Stated exercise: Show each line from the listing that includes the word "name".

Material:
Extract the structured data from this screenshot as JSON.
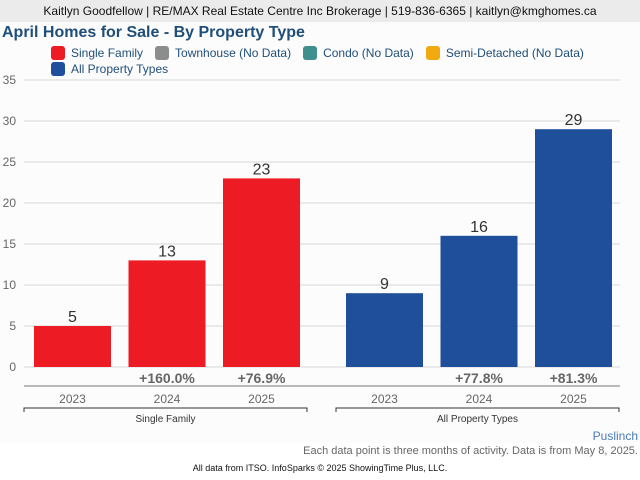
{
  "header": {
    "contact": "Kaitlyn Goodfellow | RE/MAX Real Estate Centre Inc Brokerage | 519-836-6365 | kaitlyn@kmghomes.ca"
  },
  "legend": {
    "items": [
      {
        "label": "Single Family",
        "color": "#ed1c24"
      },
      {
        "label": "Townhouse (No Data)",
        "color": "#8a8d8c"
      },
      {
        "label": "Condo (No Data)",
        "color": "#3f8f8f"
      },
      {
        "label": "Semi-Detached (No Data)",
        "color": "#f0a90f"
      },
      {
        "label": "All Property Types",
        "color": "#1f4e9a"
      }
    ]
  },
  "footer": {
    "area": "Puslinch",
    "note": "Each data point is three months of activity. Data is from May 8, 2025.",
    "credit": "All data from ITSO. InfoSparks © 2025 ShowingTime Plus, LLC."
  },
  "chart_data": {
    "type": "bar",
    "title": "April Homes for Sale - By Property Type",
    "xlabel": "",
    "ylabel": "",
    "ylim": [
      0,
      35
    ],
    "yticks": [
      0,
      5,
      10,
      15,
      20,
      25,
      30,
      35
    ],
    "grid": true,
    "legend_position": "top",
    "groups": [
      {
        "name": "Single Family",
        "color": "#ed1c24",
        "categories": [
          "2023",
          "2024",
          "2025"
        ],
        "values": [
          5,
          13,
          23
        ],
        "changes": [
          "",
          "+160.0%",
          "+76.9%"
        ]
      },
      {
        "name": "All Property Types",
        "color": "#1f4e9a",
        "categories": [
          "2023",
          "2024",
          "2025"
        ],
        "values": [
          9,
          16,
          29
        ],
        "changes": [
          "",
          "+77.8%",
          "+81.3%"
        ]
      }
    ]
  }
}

* * *

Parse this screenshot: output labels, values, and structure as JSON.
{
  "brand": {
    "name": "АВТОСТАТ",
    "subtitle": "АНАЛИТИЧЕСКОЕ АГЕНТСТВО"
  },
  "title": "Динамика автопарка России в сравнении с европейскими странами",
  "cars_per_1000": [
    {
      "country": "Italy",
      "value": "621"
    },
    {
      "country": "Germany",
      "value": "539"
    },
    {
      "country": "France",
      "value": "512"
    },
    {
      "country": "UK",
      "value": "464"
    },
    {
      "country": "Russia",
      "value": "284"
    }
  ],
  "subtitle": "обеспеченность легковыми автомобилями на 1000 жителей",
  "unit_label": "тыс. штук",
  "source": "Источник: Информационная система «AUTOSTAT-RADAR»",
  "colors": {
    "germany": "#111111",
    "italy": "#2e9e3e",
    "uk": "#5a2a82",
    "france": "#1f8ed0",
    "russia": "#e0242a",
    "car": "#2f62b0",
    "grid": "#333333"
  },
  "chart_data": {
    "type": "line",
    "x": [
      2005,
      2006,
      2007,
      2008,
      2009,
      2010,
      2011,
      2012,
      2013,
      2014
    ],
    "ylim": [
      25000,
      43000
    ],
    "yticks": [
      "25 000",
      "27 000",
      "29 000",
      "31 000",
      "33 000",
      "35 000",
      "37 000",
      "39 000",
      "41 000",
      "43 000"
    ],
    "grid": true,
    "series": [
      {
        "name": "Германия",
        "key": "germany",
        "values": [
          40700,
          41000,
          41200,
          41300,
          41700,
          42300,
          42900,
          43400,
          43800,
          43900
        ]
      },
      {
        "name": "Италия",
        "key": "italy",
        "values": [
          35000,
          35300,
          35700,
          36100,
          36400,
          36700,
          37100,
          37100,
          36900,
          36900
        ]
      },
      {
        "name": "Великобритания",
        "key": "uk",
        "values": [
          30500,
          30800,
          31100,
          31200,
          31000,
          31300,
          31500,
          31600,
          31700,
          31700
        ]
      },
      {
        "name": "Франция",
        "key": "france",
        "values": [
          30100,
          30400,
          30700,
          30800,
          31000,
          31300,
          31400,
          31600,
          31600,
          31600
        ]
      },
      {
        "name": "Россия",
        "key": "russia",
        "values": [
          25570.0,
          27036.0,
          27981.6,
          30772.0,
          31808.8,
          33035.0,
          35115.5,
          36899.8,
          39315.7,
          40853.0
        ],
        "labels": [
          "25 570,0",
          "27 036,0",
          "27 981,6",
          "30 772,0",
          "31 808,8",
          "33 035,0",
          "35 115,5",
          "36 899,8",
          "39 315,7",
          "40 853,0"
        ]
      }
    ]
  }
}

Exercise answer:
        "name": "Single Family",
        "name": "All Property Types",
    "name": "АВТОСТАТ",
        "name": "Германия",
        "name": "Италия",
        "name": "Великобритания",
        "name": "Франция",
        "name": "Россия",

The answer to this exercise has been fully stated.